## Begin INFORMATION SHOWN
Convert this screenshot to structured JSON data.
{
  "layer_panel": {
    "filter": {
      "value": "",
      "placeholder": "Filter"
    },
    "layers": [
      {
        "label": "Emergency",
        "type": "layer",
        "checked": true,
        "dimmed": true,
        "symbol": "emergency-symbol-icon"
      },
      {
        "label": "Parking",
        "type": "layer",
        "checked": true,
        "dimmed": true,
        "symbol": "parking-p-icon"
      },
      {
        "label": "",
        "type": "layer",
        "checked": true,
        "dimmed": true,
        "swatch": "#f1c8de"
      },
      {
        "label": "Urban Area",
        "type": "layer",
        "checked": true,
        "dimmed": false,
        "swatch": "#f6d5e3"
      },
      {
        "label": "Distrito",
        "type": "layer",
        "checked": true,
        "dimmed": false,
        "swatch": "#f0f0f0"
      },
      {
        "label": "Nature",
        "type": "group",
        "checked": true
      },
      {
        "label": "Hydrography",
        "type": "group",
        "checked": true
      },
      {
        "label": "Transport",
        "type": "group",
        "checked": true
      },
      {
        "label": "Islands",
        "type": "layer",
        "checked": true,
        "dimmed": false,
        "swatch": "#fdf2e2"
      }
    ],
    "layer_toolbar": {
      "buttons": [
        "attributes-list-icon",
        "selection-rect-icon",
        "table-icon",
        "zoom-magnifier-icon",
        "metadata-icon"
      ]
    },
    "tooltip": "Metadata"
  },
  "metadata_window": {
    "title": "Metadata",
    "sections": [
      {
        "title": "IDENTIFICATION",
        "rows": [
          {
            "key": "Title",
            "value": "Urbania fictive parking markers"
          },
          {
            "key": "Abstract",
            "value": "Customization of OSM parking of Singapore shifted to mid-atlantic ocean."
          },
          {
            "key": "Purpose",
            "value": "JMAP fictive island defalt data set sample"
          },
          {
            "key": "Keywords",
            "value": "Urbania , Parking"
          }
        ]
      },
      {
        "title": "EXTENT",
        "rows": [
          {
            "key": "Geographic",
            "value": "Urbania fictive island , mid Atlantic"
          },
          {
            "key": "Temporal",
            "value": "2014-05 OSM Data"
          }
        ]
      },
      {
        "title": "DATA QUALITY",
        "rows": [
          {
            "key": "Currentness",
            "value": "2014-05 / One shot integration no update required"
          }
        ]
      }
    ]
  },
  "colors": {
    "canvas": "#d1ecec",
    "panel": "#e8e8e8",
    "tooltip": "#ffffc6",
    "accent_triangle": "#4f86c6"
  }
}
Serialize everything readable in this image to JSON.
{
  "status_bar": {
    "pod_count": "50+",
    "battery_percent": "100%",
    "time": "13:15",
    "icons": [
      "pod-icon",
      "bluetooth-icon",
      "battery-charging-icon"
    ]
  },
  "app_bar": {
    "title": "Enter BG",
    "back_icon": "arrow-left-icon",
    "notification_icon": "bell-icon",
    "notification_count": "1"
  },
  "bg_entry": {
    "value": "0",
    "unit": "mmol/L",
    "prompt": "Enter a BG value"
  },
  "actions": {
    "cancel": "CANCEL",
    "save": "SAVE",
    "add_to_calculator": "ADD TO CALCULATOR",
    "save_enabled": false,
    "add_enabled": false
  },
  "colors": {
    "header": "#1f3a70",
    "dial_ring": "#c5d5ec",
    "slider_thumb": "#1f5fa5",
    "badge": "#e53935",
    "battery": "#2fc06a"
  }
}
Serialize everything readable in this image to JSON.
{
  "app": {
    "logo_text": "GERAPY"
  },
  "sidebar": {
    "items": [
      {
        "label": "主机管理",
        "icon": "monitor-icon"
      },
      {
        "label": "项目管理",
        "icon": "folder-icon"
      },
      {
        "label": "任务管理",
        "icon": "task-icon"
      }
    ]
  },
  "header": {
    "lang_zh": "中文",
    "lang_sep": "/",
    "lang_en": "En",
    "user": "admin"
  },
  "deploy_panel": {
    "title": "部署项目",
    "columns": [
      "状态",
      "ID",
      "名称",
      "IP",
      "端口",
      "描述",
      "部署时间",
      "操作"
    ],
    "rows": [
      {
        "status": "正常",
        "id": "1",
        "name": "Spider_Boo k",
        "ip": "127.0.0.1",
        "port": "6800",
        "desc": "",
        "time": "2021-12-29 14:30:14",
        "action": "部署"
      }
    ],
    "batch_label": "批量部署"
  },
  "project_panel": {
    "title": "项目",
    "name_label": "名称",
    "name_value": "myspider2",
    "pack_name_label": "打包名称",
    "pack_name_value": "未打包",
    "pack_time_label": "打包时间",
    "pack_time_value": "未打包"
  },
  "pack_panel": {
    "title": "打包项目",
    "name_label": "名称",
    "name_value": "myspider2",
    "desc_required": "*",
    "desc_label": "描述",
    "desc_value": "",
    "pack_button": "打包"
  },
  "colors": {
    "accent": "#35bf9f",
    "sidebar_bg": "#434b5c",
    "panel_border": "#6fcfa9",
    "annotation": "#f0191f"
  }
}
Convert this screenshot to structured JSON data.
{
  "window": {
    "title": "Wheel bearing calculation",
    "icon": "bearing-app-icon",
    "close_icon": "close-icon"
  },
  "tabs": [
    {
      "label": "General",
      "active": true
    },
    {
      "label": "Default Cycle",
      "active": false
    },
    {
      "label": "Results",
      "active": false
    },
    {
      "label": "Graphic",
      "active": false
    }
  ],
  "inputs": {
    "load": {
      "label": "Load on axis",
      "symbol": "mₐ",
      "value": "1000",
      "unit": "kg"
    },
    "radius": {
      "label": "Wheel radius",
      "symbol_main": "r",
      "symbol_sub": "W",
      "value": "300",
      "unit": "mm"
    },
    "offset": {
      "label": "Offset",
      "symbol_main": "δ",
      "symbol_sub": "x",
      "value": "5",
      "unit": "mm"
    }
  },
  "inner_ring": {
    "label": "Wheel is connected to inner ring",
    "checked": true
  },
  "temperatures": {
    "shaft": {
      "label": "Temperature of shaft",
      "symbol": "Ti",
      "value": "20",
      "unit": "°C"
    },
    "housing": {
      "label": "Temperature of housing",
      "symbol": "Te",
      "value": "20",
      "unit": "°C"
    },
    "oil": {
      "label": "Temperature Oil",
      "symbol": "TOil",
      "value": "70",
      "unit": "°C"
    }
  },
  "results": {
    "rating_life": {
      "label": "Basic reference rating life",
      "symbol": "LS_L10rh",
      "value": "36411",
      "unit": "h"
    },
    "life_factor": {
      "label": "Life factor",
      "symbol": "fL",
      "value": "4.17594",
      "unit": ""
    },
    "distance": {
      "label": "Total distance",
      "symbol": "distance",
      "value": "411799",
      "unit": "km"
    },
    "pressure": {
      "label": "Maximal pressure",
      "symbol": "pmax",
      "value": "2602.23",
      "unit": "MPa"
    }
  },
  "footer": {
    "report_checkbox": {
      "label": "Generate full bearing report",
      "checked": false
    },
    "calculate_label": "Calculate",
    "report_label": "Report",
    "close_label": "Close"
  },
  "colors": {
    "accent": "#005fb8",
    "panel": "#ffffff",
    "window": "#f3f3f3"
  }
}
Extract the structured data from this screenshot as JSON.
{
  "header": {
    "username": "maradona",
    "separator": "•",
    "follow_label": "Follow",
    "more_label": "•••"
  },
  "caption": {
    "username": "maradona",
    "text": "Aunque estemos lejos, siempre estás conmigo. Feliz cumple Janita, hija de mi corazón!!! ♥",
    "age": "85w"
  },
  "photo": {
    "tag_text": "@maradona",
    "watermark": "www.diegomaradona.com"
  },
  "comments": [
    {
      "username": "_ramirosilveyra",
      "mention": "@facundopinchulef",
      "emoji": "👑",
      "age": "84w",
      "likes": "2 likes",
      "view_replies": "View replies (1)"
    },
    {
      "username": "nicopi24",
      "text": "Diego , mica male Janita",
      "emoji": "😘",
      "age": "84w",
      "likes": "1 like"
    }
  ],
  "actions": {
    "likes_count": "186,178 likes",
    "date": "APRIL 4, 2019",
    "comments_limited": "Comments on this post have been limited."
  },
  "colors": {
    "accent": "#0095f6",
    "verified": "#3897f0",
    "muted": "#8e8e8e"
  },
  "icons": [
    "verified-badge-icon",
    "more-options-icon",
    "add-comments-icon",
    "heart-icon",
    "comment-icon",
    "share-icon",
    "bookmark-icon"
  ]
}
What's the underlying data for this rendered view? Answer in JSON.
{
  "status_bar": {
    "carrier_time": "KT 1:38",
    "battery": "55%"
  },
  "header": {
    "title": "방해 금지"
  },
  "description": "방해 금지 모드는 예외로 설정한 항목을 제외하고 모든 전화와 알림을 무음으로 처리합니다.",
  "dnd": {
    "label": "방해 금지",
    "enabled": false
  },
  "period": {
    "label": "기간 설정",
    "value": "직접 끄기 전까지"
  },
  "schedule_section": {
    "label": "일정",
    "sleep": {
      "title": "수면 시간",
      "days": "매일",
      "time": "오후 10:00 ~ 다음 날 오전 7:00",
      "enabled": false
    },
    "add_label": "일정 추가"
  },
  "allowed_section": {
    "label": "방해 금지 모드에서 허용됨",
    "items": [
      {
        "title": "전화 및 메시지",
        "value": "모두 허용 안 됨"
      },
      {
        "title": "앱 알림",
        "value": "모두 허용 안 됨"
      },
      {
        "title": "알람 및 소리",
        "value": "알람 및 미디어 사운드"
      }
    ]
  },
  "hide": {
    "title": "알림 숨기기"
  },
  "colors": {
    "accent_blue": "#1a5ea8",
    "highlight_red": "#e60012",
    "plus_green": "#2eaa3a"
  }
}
## End INFORMATION SHOWN
### WRITTEN EXERCISE
Extract the closing run of lines, starting with the one containing "What's the underlying" and ending at the last, exactly as written.

### ANSWER IN FULL
What's the underlying data for this rendered view? Answer in JSON.
{
  "status_bar": {
    "carrier_time": "KT 1:38",
    "battery": "55%"
  },
  "header": {
    "title": "방해 금지"
  },
  "description": "방해 금지 모드는 예외로 설정한 항목을 제외하고 모든 전화와 알림을 무음으로 처리합니다.",
  "dnd": {
    "label": "방해 금지",
    "enabled": false
  },
  "period": {
    "label": "기간 설정",
    "value": "직접 끄기 전까지"
  },
  "schedule_section": {
    "label": "일정",
    "sleep": {
      "title": "수면 시간",
      "days": "매일",
      "time": "오후 10:00 ~ 다음 날 오전 7:00",
      "enabled": false
    },
    "add_label": "일정 추가"
  },
  "allowed_section": {
    "label": "방해 금지 모드에서 허용됨",
    "items": [
      {
        "title": "전화 및 메시지",
        "value": "모두 허용 안 됨"
      },
      {
        "title": "앱 알림",
        "value": "모두 허용 안 됨"
      },
      {
        "title": "알람 및 소리",
        "value": "알람 및 미디어 사운드"
      }
    ]
  },
  "hide": {
    "title": "알림 숨기기"
  },
  "colors": {
    "accent_blue": "#1a5ea8",
    "highlight_red": "#e60012",
    "plus_green": "#2eaa3a"
  }
}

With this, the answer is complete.